→ Goal of the exercise
Quote the lines from the start of the records through the line that contains "scrollbar-thumb[interactable] [1062,209,1076,353]", including that line.

(Element and coordinate records)
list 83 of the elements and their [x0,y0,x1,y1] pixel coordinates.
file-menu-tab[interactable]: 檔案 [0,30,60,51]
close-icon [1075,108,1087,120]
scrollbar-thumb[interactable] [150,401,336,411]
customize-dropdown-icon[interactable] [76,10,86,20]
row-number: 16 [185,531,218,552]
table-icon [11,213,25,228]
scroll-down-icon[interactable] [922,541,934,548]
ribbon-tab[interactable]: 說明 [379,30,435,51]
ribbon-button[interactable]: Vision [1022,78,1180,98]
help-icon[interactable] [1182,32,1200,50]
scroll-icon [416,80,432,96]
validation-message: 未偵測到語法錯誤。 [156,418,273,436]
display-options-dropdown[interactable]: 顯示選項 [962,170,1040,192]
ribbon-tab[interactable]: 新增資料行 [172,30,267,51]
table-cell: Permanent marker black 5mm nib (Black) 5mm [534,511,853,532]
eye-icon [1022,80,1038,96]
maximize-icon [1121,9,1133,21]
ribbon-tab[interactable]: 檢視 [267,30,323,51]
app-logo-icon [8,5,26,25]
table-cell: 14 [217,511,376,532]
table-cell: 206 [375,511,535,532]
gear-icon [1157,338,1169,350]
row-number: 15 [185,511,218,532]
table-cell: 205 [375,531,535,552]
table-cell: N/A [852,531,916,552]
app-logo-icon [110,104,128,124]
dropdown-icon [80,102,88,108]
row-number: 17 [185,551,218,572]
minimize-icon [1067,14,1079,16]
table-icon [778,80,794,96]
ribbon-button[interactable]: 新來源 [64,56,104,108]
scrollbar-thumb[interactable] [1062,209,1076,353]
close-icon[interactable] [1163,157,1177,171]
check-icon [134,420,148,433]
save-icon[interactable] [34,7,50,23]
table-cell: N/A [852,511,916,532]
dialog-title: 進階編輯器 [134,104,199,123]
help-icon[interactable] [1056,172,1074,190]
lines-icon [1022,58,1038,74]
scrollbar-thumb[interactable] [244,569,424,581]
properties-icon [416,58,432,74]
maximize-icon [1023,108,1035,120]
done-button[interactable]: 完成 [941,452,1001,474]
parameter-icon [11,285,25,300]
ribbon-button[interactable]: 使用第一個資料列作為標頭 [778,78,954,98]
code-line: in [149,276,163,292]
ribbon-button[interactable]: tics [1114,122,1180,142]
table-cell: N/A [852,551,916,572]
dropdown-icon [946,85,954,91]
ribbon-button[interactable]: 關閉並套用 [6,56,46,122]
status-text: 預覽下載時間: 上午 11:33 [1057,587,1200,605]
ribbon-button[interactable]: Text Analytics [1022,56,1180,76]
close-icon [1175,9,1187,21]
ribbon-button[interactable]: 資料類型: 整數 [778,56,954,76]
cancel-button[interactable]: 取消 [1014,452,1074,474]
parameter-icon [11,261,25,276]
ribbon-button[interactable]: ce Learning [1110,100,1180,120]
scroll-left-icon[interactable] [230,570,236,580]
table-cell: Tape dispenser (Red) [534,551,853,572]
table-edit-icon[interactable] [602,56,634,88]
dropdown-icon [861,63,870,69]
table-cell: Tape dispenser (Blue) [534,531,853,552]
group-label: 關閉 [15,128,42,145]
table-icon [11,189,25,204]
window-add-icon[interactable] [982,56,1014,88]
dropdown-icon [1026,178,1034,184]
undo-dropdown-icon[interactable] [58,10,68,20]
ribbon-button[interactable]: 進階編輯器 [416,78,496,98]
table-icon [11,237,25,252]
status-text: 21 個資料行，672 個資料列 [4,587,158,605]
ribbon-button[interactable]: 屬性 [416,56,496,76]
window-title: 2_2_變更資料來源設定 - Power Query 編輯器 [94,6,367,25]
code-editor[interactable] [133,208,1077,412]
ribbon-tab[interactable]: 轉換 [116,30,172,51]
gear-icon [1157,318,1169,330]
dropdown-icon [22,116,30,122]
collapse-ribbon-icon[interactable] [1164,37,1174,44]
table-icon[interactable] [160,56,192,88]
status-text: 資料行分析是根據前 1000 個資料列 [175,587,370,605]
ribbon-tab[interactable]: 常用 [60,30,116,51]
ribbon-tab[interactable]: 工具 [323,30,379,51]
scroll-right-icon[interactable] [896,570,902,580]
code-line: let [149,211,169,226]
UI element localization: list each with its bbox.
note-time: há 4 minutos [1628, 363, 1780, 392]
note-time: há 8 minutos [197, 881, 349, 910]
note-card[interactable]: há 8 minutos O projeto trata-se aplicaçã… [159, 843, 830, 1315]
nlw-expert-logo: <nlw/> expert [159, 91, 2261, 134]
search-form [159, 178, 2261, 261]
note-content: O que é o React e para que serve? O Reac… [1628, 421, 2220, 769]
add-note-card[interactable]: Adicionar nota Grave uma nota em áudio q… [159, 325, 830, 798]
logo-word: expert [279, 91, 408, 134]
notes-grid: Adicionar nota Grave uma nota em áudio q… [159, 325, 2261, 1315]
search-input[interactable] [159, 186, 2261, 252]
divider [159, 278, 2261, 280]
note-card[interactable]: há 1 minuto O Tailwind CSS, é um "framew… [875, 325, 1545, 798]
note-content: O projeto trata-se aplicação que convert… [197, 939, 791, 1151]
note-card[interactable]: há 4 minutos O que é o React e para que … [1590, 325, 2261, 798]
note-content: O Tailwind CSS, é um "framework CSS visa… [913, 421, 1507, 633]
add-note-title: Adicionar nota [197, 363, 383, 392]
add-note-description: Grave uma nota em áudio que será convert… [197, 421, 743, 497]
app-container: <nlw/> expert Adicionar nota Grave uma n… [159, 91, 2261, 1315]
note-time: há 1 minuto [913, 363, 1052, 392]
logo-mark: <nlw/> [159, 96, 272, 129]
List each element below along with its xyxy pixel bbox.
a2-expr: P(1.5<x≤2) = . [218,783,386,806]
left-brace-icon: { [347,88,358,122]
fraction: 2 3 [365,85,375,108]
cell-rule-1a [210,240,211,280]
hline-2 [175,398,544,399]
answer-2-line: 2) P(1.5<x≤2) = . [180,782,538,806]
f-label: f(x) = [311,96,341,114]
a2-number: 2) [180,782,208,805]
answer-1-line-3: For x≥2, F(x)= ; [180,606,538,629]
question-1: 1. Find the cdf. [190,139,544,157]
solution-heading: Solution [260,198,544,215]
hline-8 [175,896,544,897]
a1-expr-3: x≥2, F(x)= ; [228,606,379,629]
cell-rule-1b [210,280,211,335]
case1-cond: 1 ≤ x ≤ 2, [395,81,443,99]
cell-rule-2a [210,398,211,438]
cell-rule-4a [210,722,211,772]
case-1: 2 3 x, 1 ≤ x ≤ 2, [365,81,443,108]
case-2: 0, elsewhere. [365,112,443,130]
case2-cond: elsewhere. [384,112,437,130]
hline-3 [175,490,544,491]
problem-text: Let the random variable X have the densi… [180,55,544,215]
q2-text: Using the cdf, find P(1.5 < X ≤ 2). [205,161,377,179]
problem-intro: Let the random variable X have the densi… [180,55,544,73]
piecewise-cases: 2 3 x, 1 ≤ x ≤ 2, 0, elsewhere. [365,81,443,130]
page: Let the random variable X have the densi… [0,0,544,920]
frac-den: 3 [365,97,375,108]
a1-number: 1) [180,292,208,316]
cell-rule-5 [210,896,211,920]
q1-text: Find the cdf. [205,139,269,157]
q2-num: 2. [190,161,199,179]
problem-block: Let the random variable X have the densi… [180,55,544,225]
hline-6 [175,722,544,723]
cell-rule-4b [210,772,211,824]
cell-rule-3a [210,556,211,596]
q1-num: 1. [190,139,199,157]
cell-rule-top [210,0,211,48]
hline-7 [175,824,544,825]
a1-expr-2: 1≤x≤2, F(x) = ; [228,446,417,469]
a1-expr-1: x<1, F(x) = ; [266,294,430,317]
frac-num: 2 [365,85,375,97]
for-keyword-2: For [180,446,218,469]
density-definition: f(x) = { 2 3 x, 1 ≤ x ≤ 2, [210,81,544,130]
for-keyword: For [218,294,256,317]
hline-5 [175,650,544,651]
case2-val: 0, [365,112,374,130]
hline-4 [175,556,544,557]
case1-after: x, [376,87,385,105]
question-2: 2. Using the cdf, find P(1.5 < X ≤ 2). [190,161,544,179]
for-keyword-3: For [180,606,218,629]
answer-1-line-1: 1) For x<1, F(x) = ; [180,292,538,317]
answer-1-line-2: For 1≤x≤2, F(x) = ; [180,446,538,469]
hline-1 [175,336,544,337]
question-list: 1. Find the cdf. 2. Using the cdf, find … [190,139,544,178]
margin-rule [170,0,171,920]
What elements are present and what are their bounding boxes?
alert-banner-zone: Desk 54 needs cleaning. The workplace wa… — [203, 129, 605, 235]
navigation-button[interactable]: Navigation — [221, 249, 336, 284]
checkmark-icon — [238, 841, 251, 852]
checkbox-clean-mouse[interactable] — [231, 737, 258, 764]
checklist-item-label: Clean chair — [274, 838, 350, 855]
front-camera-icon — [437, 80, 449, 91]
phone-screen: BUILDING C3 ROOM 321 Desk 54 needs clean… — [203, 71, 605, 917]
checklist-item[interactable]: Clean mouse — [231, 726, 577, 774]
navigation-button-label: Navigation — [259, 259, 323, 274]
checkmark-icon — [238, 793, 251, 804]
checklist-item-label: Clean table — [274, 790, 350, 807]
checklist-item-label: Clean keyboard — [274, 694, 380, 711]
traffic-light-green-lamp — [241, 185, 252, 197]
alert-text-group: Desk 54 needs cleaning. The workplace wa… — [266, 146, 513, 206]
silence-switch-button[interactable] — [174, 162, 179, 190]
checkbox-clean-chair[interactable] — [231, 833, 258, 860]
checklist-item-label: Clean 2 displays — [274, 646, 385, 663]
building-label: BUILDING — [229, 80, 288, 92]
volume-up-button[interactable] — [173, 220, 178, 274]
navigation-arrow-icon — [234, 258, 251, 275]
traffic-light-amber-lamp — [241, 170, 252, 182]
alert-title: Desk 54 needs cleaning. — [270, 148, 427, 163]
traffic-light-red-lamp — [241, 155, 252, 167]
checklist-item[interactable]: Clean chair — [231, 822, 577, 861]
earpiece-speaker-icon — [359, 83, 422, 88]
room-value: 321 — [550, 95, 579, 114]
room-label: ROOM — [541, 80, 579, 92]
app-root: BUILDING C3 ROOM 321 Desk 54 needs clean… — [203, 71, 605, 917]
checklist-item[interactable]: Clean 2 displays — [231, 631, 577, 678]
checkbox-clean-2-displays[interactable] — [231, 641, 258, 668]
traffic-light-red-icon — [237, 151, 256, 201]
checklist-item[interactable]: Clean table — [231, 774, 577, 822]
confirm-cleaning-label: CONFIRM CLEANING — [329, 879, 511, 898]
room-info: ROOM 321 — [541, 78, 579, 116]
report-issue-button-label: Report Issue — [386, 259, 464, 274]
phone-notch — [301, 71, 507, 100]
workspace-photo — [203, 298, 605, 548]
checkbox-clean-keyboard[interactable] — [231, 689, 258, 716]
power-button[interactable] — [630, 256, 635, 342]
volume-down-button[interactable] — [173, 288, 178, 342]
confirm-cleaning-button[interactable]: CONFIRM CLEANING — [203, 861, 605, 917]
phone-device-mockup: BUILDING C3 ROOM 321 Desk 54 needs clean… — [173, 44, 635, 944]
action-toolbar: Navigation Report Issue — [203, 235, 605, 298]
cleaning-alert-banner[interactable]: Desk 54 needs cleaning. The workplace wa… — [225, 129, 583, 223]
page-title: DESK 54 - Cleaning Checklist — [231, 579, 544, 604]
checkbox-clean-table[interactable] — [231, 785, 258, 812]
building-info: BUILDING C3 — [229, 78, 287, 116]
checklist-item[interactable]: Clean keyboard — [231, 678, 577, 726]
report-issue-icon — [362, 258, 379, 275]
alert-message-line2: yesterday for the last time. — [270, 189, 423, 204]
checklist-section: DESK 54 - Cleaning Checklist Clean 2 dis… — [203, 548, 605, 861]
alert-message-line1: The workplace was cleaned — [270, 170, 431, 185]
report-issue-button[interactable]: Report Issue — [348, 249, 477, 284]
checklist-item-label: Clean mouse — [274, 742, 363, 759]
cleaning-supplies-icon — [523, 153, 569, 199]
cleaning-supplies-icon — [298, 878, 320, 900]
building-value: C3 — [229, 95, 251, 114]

→ Result of this exercise
list 83 of the elements and their [x0,y0,x1,y1] pixel coordinates.
file-menu-tab[interactable]: 檔案 [0,30,60,51]
close-icon [1075,108,1087,120]
scrollbar-thumb[interactable] [150,401,336,411]
customize-dropdown-icon[interactable] [76,10,86,20]
row-number: 16 [185,531,218,552]
table-icon [11,213,25,228]
scroll-down-icon[interactable] [922,541,934,548]
ribbon-tab[interactable]: 說明 [379,30,435,51]
ribbon-button[interactable]: Vision [1022,78,1180,98]
help-icon[interactable] [1182,32,1200,50]
scroll-icon [416,80,432,96]
validation-message: 未偵測到語法錯誤。 [156,418,273,436]
display-options-dropdown[interactable]: 顯示選項 [962,170,1040,192]
ribbon-tab[interactable]: 新增資料行 [172,30,267,51]
table-cell: Permanent marker black 5mm nib (Black) 5mm [534,511,853,532]
eye-icon [1022,80,1038,96]
maximize-icon [1121,9,1133,21]
ribbon-tab[interactable]: 檢視 [267,30,323,51]
app-logo-icon [8,5,26,25]
table-cell: 14 [217,511,376,532]
table-cell: 206 [375,511,535,532]
gear-icon [1157,338,1169,350]
row-number: 15 [185,511,218,532]
table-cell: 205 [375,531,535,552]
table-cell: N/A [852,531,916,552]
app-logo-icon [110,104,128,124]
dropdown-icon [80,102,88,108]
row-number: 17 [185,551,218,572]
minimize-icon [1067,14,1079,16]
table-icon [778,80,794,96]
ribbon-button[interactable]: 新來源 [64,56,104,108]
scrollbar-thumb[interactable] [1062,209,1076,353]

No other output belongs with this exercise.